GOAL
Identify every line of the listing below that contains the string "page", matching case exactly, and copy each such line in full.

======== RECORDS SHOWN ========

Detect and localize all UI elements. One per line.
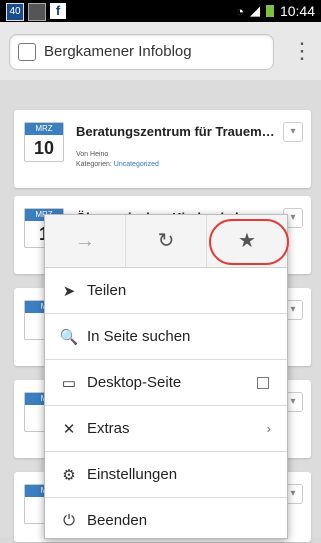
desktop-site-checkbox[interactable] [257,376,269,389]
status-bar: 40 f ◔ ◢ 10:44 [0,0,321,22]
clock: 10:44 [279,3,315,19]
menu-item-find-in-page[interactable]: 🔍 In Seite suchen [45,314,287,360]
notification-badge: 40 [6,3,24,21]
reload-icon: ↻ [157,230,175,252]
page-icon [18,43,36,61]
signal-icon: ◢ [249,3,260,18]
expand-icon[interactable]: ▾ [283,122,303,142]
gear-icon: ⚙ [62,466,76,484]
battery-icon [265,5,274,17]
post-title[interactable]: Beratungszentrum für Trauemd… [76,124,276,139]
forward-button[interactable]: → [45,215,126,267]
monitor-icon: ▭ [61,374,77,392]
share-icon: ➤ [62,282,76,300]
facebook-icon: f [50,3,66,19]
wifi-icon: ◔ [236,3,244,19]
menu-item-extras[interactable]: ✕ Extras › [45,406,287,452]
arrow-right-icon: → [75,230,95,252]
browser-menu: → ↻ ★ ➤ Teilen 🔍 In Seite suchen ▭ Deskt… [44,214,289,539]
chevron-right-icon: › [266,421,271,436]
power-icon: ⏻ [63,512,75,529]
search-icon: 🔍 [59,328,79,346]
url-field[interactable]: Bergkamener Infoblog [9,34,274,70]
tools-icon: ✕ [62,420,76,438]
overflow-menu-button[interactable]: ⋮ [291,36,313,66]
menu-item-quit[interactable]: ⏻ Beenden [45,498,287,543]
post-meta: Von Heino Kategorien: Uncategorized [76,151,159,168]
menu-item-settings[interactable]: ⚙ Einstellungen [45,452,287,498]
date-badge: MRZ 10 [24,122,64,162]
category-link[interactable]: Uncategorized [114,161,159,168]
image-icon [28,3,46,21]
browser-toolbar: Bergkamener Infoblog ⋮ [0,22,321,81]
post-card[interactable]: MRZ 10 Beratungszentrum für Trauemd… Von… [14,110,311,188]
menu-item-share[interactable]: ➤ Teilen [45,268,287,314]
page-title: Bergkamener Infoblog [44,43,192,60]
menu-item-desktop-site[interactable]: ▭ Desktop-Seite [45,360,287,406]
annotation-circle [209,219,289,265]
reload-button[interactable]: ↻ [126,215,207,267]
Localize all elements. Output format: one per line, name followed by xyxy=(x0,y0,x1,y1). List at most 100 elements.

========

SOLUTION
menu-item-find-in-page[interactable]: 🔍 In Seite suchen [45,314,287,360]
page-icon [18,43,36,61]
page-title: Bergkamener Infoblog [44,43,192,60]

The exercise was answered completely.